• [Objective]:
Copy out each line exactly as it appears.

[Dataset listings of figures]
━━━━━━━━━━

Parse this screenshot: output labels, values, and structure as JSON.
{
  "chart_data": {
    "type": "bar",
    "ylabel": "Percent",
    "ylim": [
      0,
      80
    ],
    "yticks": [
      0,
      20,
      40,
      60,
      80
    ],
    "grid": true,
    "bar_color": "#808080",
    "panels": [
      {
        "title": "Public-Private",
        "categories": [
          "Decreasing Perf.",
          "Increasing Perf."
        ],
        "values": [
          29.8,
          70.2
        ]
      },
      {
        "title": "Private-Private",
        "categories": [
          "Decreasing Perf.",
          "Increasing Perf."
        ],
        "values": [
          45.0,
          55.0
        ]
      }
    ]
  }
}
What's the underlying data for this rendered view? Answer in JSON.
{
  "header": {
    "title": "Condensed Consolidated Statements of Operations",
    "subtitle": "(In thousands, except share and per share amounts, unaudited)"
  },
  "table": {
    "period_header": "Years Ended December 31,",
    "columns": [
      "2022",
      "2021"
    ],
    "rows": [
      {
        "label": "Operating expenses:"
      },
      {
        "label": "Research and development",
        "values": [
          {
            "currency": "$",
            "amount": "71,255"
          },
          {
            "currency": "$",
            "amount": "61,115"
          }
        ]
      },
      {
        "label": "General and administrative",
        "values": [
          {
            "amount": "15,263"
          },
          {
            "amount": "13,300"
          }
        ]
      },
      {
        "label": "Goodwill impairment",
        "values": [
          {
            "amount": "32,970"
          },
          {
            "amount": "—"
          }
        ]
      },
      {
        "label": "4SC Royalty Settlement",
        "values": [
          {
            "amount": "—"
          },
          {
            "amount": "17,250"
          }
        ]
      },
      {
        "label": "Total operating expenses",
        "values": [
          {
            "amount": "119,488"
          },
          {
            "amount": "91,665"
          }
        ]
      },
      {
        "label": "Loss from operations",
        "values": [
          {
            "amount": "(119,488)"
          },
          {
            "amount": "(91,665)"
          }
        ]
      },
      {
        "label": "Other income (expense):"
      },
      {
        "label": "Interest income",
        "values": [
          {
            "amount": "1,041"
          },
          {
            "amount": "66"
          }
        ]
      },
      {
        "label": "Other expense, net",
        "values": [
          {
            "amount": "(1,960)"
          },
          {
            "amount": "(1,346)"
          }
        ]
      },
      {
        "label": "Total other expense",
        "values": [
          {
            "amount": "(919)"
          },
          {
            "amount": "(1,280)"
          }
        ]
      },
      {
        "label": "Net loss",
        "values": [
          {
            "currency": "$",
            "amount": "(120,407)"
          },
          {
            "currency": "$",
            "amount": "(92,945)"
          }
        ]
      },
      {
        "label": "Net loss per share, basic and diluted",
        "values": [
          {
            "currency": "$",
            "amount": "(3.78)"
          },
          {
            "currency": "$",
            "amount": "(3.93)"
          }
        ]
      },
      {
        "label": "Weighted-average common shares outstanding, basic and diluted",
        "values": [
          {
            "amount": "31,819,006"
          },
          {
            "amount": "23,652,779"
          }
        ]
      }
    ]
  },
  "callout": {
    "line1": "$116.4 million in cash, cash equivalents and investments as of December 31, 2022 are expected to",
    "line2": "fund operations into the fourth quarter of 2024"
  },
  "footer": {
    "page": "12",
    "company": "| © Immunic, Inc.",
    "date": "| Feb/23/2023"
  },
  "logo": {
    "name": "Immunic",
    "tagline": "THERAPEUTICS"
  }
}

━━━━━━━━━━

• [Response below]:
Parse this screenshot: output labels, values, and structure as JSON.
{
  "chart_data": {
    "type": "bar",
    "ylabel": "Percent",
    "ylim": [
      0,
      80
    ],
    "yticks": [
      0,
      20,
      40,
      60,
      80
    ],
    "grid": true,
    "bar_color": "#808080",
    "panels": [
      {
        "title": "Public-Private",
        "categories": [
          "Decreasing Perf.",
          "Increasing Perf."
        ],
        "values": [
          29.8,
          70.2
        ]
      },
      {
        "title": "Private-Private",
        "categories": [
          "Decreasing Perf.",
          "Increasing Perf."
        ],
        "values": [
          45.0,
          55.0
        ]
      }
    ]
  }
}
What's the underlying data for this rendered view? Answer in JSON.
{
  "header": {
    "title": "Condensed Consolidated Statements of Operations",
    "subtitle": "(In thousands, except share and per share amounts, unaudited)"
  },
  "table": {
    "period_header": "Years Ended December 31,",
    "columns": [
      "2022",
      "2021"
    ],
    "rows": [
      {
        "label": "Operating expenses:"
      },
      {
        "label": "Research and development",
        "values": [
          {
            "currency": "$",
            "amount": "71,255"
          },
          {
            "currency": "$",
            "amount": "61,115"
          }
        ]
      },
      {
        "label": "General and administrative",
        "values": [
          {
            "amount": "15,263"
          },
          {
            "amount": "13,300"
          }
        ]
      },
      {
        "label": "Goodwill impairment",
        "values": [
          {
            "amount": "32,970"
          },
          {
            "amount": "—"
          }
        ]
      },
      {
        "label": "4SC Royalty Settlement",
        "values": [
          {
            "amount": "—"
          },
          {
            "amount": "17,250"
          }
        ]
      },
      {
        "label": "Total operating expenses",
        "values": [
          {
            "amount": "119,488"
          },
          {
            "amount": "91,665"
          }
        ]
      },
      {
        "label": "Loss from operations",
        "values": [
          {
            "amount": "(119,488)"
          },
          {
            "amount": "(91,665)"
          }
        ]
      },
      {
        "label": "Other income (expense):"
      },
      {
        "label": "Interest income",
        "values": [
          {
            "amount": "1,041"
          },
          {
            "amount": "66"
          }
        ]
      },
      {
        "label": "Other expense, net",
        "values": [
          {
            "amount": "(1,960)"
          },
          {
            "amount": "(1,346)"
          }
        ]
      },
      {
        "label": "Total other expense",
        "values": [
          {
            "amount": "(919)"
          },
          {
            "amount": "(1,280)"
          }
        ]
      },
      {
        "label": "Net loss",
        "values": [
          {
            "currency": "$",
            "amount": "(120,407)"
          },
          {
            "currency": "$",
            "amount": "(92,945)"
          }
        ]
      },
      {
        "label": "Net loss per share, basic and diluted",
        "values": [
          {
            "currency": "$",
            "amount": "(3.78)"
          },
          {
            "currency": "$",
            "amount": "(3.93)"
          }
        ]
      },
      {
        "label": "Weighted-average common shares outstanding, basic and diluted",
        "values": [
          {
            "amount": "31,819,006"
          },
          {
            "amount": "23,652,779"
          }
        ]
      }
    ]
  },
  "callout": {
    "line1": "$116.4 million in cash, cash equivalents and investments as of December 31, 2022 are expected to",
    "line2": "fund operations into the fourth quarter of 2024"
  },
  "footer": {
    "page": "12",
    "company": "| © Immunic, Inc.",
    "date": "| Feb/23/2023"
  },
  "logo": {
    "name": "Immunic",
    "tagline": "THERAPEUTICS"
  }
}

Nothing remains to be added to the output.